Output every line exactly as written. Leave out pictures.
────
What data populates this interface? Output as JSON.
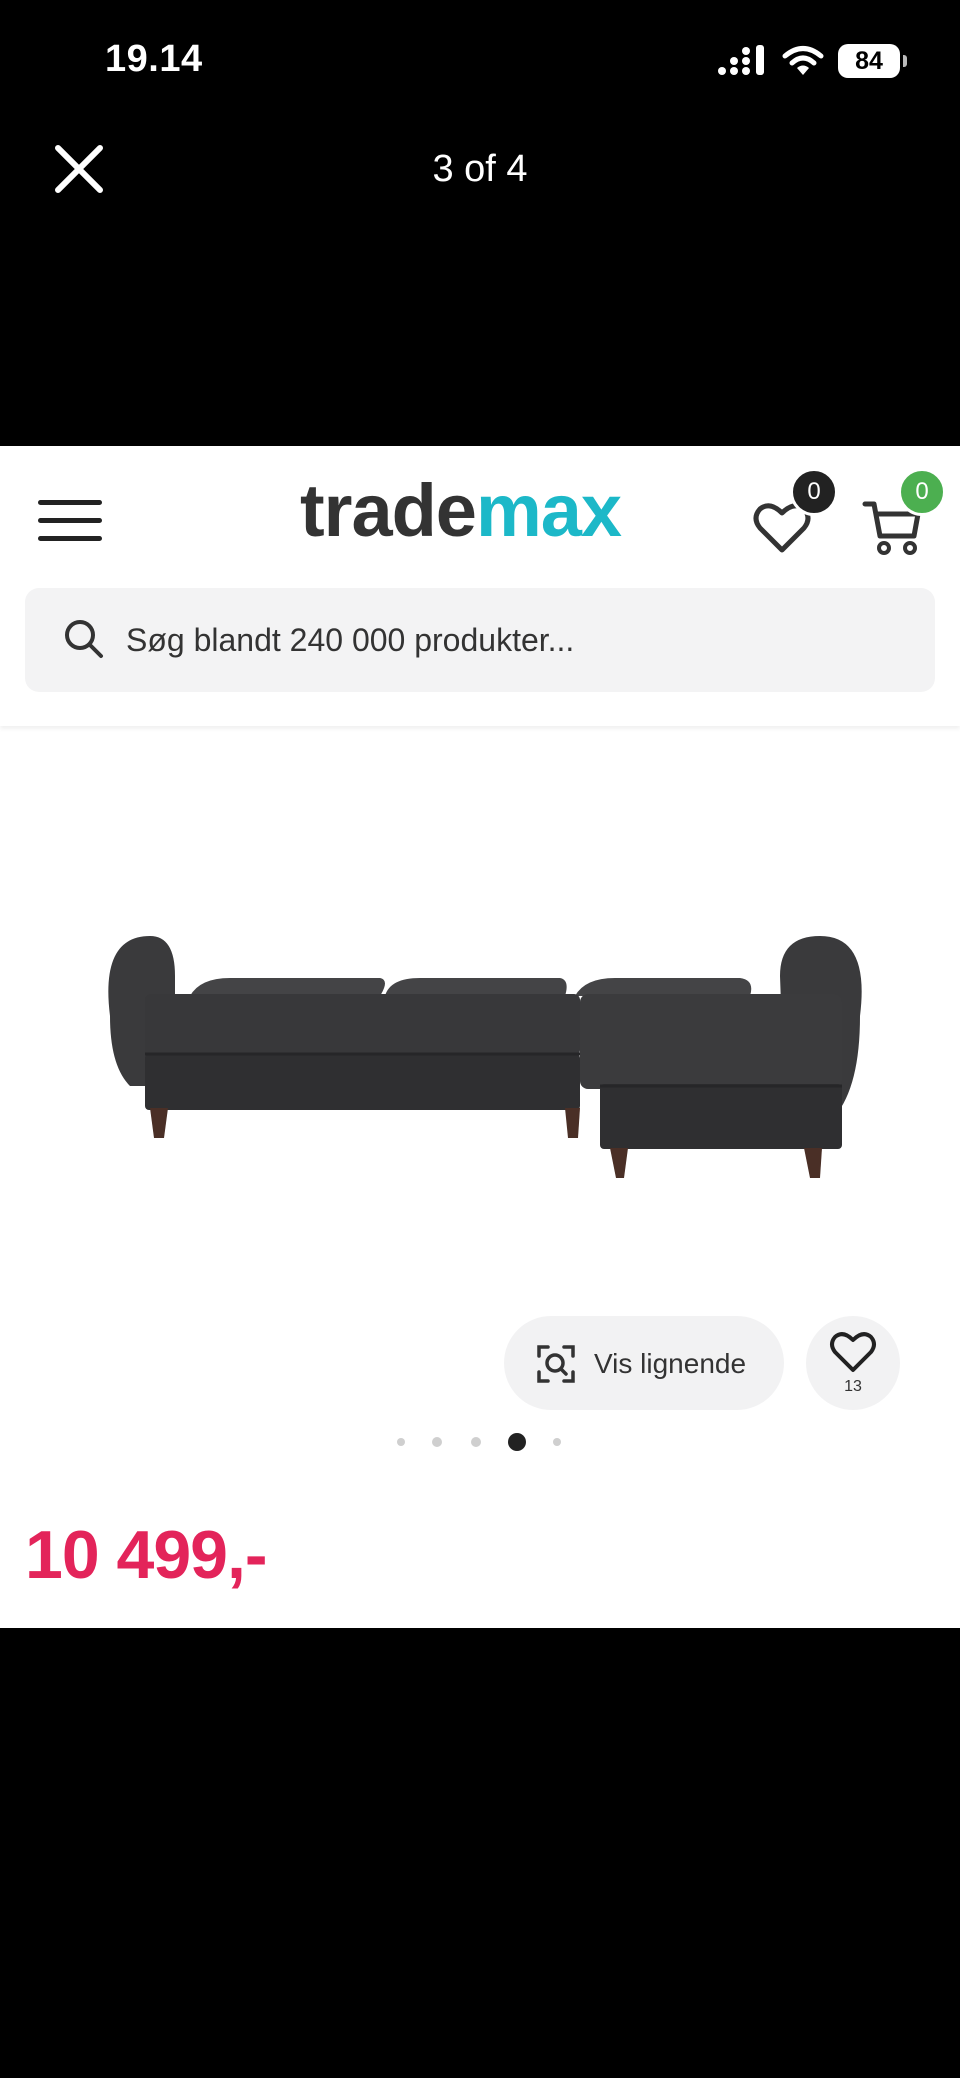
{
  "status_bar": {
    "time": "19.14",
    "battery": "84"
  },
  "viewer": {
    "counter": "3 of 4"
  },
  "site": {
    "logo_part1": "trade",
    "logo_part2": "max",
    "wishlist_count": "0",
    "cart_count": "0",
    "search_placeholder": "Søg blandt 240 000 produkter..."
  },
  "product": {
    "similar_label": "Vis lignende",
    "favorites_count": "13",
    "price": "10 499,-",
    "image_index": 3,
    "image_total": 5
  },
  "colors": {
    "brand_dark": "#333333",
    "brand_teal": "#1cb8c8",
    "price": "#e3245a",
    "cart_badge": "#4caf50"
  },
  "icons": [
    "close-icon",
    "signal-icon",
    "wifi-icon",
    "battery-icon",
    "menu-icon",
    "heart-icon",
    "cart-icon",
    "search-icon",
    "visual-search-icon"
  ]
}
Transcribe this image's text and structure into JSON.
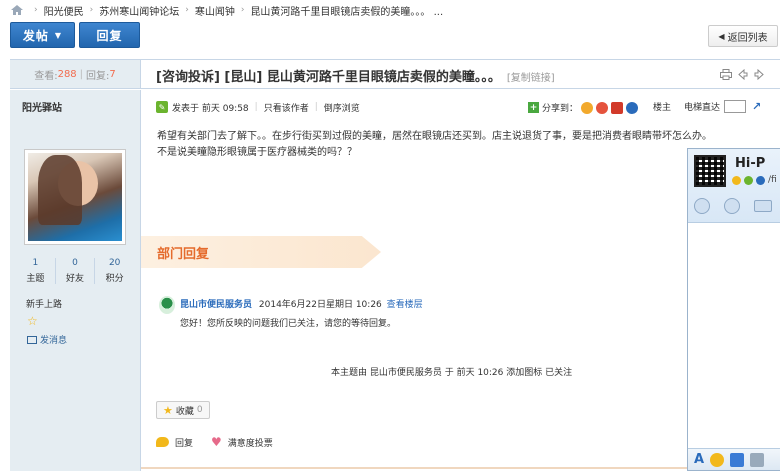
{
  "breadcrumb": {
    "items": [
      "阳光便民",
      "苏州寒山闻钟论坛",
      "寒山闻钟",
      "昆山黄河路千里目眼镜店卖假的美瞳。。。 ..."
    ],
    "separator": "›"
  },
  "toolbar": {
    "post_label": "发帖",
    "reply_label": "回复",
    "back_label": "返回列表"
  },
  "thread": {
    "views_label": "查看:",
    "views": "288",
    "replies_label": "回复:",
    "replies": "7",
    "title": "[咨询投诉] [昆山] 昆山黄河路千里目眼镜店卖假的美瞳。。。",
    "copy_link": "[复制链接]"
  },
  "user": {
    "name": "阳光驿站",
    "stats": [
      {
        "value": "1",
        "label": "主题"
      },
      {
        "value": "0",
        "label": "好友"
      },
      {
        "value": "20",
        "label": "积分"
      }
    ],
    "rank": "新手上路",
    "send_message": "发消息"
  },
  "post": {
    "posted_at": "发表于 前天 09:58",
    "only_author": "只看该作者",
    "reverse": "倒序浏览",
    "share_label": "分享到：",
    "floor_label": "楼主",
    "elevator_label": "电梯直达",
    "body_lines": [
      "希望有关部门去了解下。。在步行街买到过假的美瞳，居然在眼镜店还买到。店主说退货了事，要是把消费者眼睛带坏怎么办。",
      "不是说美瞳隐形眼镜属于医疗器械类的吗？？"
    ]
  },
  "dept_reply": {
    "heading": "部门回复",
    "org": "昆山市便民服务员",
    "date": "2014年6月22日星期日 10:26",
    "view_floor": "查看楼层",
    "text": "您好！您所反映的问题我们已关注，请您的等待回复。"
  },
  "topic_note": "本主题由 昆山市便民服务员 于 前天 10:26 添加图标 已关注",
  "favorite": {
    "label": "收藏",
    "count": "0"
  },
  "actions": {
    "reply": "回复",
    "vote": "满意度投票"
  },
  "chat": {
    "title": "Hi-P",
    "sub": "/fi"
  },
  "colors": {
    "accent_blue": "#2266ae",
    "count_orange": "#f26c4f",
    "dept_orange": "#e56b2c",
    "link_blue": "#2a6bbb"
  }
}
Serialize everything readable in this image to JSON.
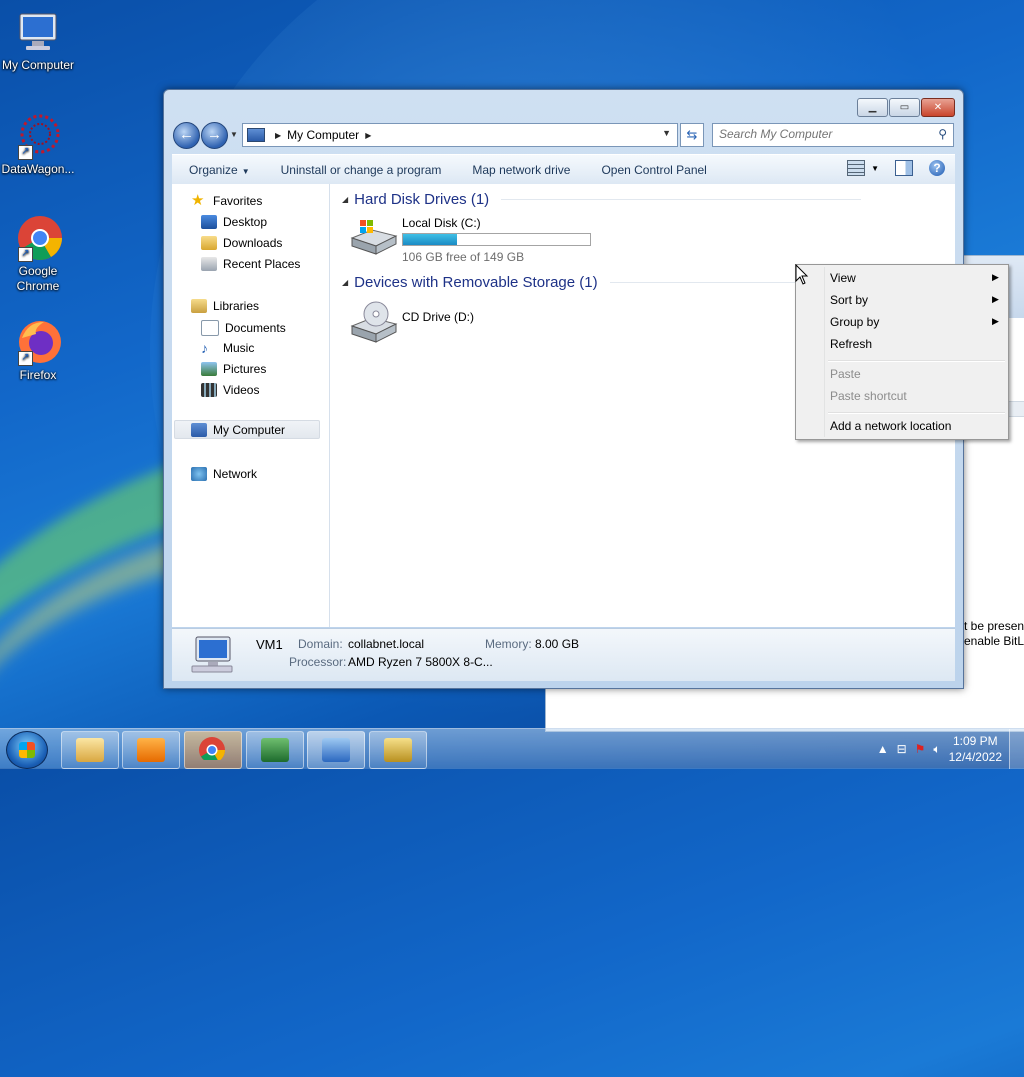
{
  "desktop": {
    "icons": [
      {
        "label": "My Computer"
      },
      {
        "label": "DataWagon..."
      },
      {
        "label": "Google Chrome"
      },
      {
        "label": "Firefox"
      }
    ],
    "background_window_text": [
      "t be present",
      "enable BitL"
    ]
  },
  "explorer": {
    "address": {
      "crumb": "My Computer"
    },
    "search": {
      "placeholder": "Search My Computer"
    },
    "toolbar": {
      "organize": "Organize",
      "uninstall": "Uninstall or change a program",
      "map_drive": "Map network drive",
      "control_panel": "Open Control Panel"
    },
    "nav": {
      "favorites": "Favorites",
      "desktop": "Desktop",
      "downloads": "Downloads",
      "recent": "Recent Places",
      "libraries": "Libraries",
      "documents": "Documents",
      "music": "Music",
      "pictures": "Pictures",
      "videos": "Videos",
      "computer": "My Computer",
      "network": "Network"
    },
    "groups": {
      "hdd": "Hard Disk Drives (1)",
      "removable": "Devices with Removable Storage (1)"
    },
    "drives": {
      "c": {
        "name": "Local Disk (C:)",
        "free": "106 GB free of 149 GB",
        "used_fraction": 0.29
      },
      "d": {
        "name": "CD Drive (D:)"
      }
    },
    "details": {
      "name": "VM1",
      "domain_label": "Domain:",
      "domain": "collabnet.local",
      "memory_label": "Memory:",
      "memory": "8.00 GB",
      "processor_label": "Processor:",
      "processor": "AMD Ryzen 7 5800X 8-C..."
    }
  },
  "context_menu": {
    "view": "View",
    "sort_by": "Sort by",
    "group_by": "Group by",
    "refresh": "Refresh",
    "paste": "Paste",
    "paste_shortcut": "Paste shortcut",
    "add_network_location": "Add a network location"
  },
  "taskbar": {
    "clock": {
      "time": "1:09 PM",
      "date": "12/4/2022"
    }
  },
  "colors": {
    "group_heading": "#1e3287",
    "toolbar_text": "#1e395b",
    "drive_bar": "#1b8bc4"
  }
}
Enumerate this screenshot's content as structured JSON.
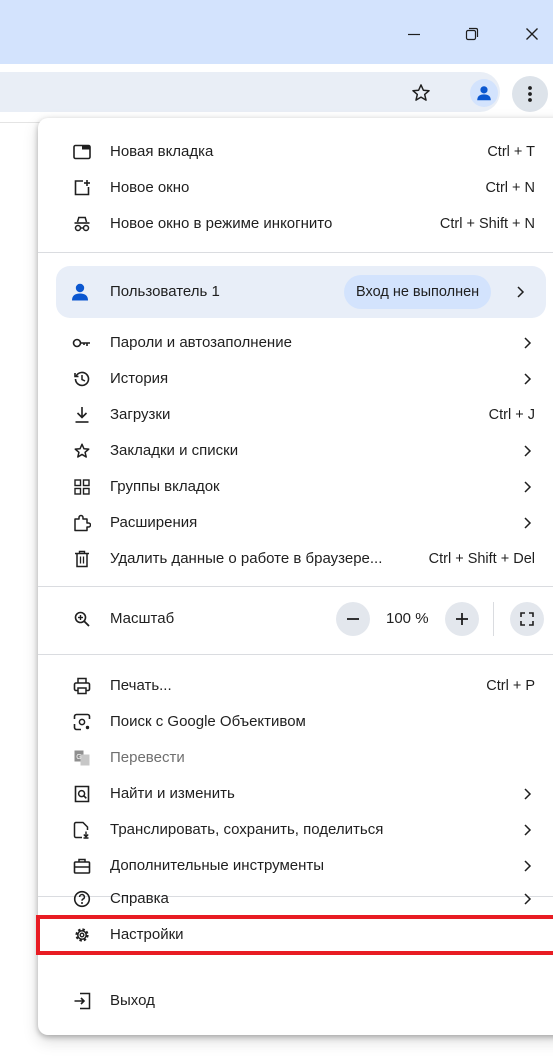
────
> _EXPECTED ANSWER_:
What data populates this interface? Output as JSON.
{
  "status_bar": {
    "time": "19.14",
    "battery": "84"
  },
  "viewer": {
    "counter": "3 of 4"
  },
  "site": {
    "logo_part1": "trade",
    "logo_part2": "max",
    "wishlist_count": "0",
    "cart_count": "0",
    "search_placeholder": "Søg blandt 240 000 produkter..."
  },
  "product": {
    "similar_label": "Vis lignende",
    "favorites_count": "13",
    "price": "10 499,-",
    "image_index": 3,
    "image_total": 5
  },
  "colors": {
    "brand_dark": "#333333",
    "brand_teal": "#1cb8c8",
    "price": "#e3245a",
    "cart_badge": "#4caf50"
  },
  "icons": [
    "close-icon",
    "signal-icon",
    "wifi-icon",
    "battery-icon",
    "menu-icon",
    "heart-icon",
    "cart-icon",
    "search-icon",
    "visual-search-icon"
  ]
}
Transcribe this image's text and structure into JSON.
{
  "breadcrumb": {
    "items": [
      "阳光便民",
      "苏州寒山闻钟论坛",
      "寒山闻钟",
      "昆山黄河路千里目眼镜店卖假的美瞳。。。 ..."
    ],
    "separator": "›"
  },
  "toolbar": {
    "post_label": "发帖",
    "reply_label": "回复",
    "back_label": "返回列表"
  },
  "thread": {
    "views_label": "查看:",
    "views": "288",
    "replies_label": "回复:",
    "replies": "7",
    "title": "[咨询投诉] [昆山] 昆山黄河路千里目眼镜店卖假的美瞳。。。",
    "copy_link": "[复制链接]"
  },
  "user": {
    "name": "阳光驿站",
    "stats": [
      {
        "value": "1",
        "label": "主题"
      },
      {
        "value": "0",
        "label": "好友"
      },
      {
        "value": "20",
        "label": "积分"
      }
    ],
    "rank": "新手上路",
    "send_message": "发消息"
  },
  "post": {
    "posted_at": "发表于 前天 09:58",
    "only_author": "只看该作者",
    "reverse": "倒序浏览",
    "share_label": "分享到：",
    "floor_label": "楼主",
    "elevator_label": "电梯直达",
    "body_lines": [
      "希望有关部门去了解下。。在步行街买到过假的美瞳，居然在眼镜店还买到。店主说退货了事，要是把消费者眼睛带坏怎么办。",
      "不是说美瞳隐形眼镜属于医疗器械类的吗？？"
    ]
  },
  "dept_reply": {
    "heading": "部门回复",
    "org": "昆山市便民服务员",
    "date": "2014年6月22日星期日 10:26",
    "view_floor": "查看楼层",
    "text": "您好！您所反映的问题我们已关注，请您的等待回复。"
  },
  "topic_note": "本主题由 昆山市便民服务员 于 前天 10:26 添加图标 已关注",
  "favorite": {
    "label": "收藏",
    "count": "0"
  },
  "actions": {
    "reply": "回复",
    "vote": "满意度投票"
  },
  "chat": {
    "title": "Hi-P",
    "sub": "/fi"
  },
  "colors": {
    "accent_blue": "#2266ae",
    "count_orange": "#f26c4f",
    "dept_orange": "#e56b2c",
    "link_blue": "#2a6bbb"
  }
}
Serialize everything readable in this image to JSON.
{
  "desktop": {
    "icons": [
      {
        "label": "My Computer"
      },
      {
        "label": "DataWagon..."
      },
      {
        "label": "Google Chrome"
      },
      {
        "label": "Firefox"
      }
    ],
    "background_window_text": [
      "t be present",
      "enable BitL"
    ]
  },
  "explorer": {
    "address": {
      "crumb": "My Computer"
    },
    "search": {
      "placeholder": "Search My Computer"
    },
    "toolbar": {
      "organize": "Organize",
      "uninstall": "Uninstall or change a program",
      "map_drive": "Map network drive",
      "control_panel": "Open Control Panel"
    },
    "nav": {
      "favorites": "Favorites",
      "desktop": "Desktop",
      "downloads": "Downloads",
      "recent": "Recent Places",
      "libraries": "Libraries",
      "documents": "Documents",
      "music": "Music",
      "pictures": "Pictures",
      "videos": "Videos",
      "computer": "My Computer",
      "network": "Network"
    },
    "groups": {
      "hdd": "Hard Disk Drives (1)",
      "removable": "Devices with Removable Storage (1)"
    },
    "drives": {
      "c": {
        "name": "Local Disk (C:)",
        "free": "106 GB free of 149 GB",
        "used_fraction": 0.29
      },
      "d": {
        "name": "CD Drive (D:)"
      }
    },
    "details": {
      "name": "VM1",
      "domain_label": "Domain:",
      "domain": "collabnet.local",
      "memory_label": "Memory:",
      "memory": "8.00 GB",
      "processor_label": "Processor:",
      "processor": "AMD Ryzen 7 5800X 8-C..."
    }
  },
  "context_menu": {
    "view": "View",
    "sort_by": "Sort by",
    "group_by": "Group by",
    "refresh": "Refresh",
    "paste": "Paste",
    "paste_shortcut": "Paste shortcut",
    "add_network_location": "Add a network location"
  },
  "taskbar": {
    "clock": {
      "time": "1:09 PM",
      "date": "12/4/2022"
    }
  },
  "colors": {
    "group_heading": "#1e3287",
    "toolbar_text": "#1e395b",
    "drive_bar": "#1b8bc4"
  }
}
Enumerate this screenshot's content as structured JSON.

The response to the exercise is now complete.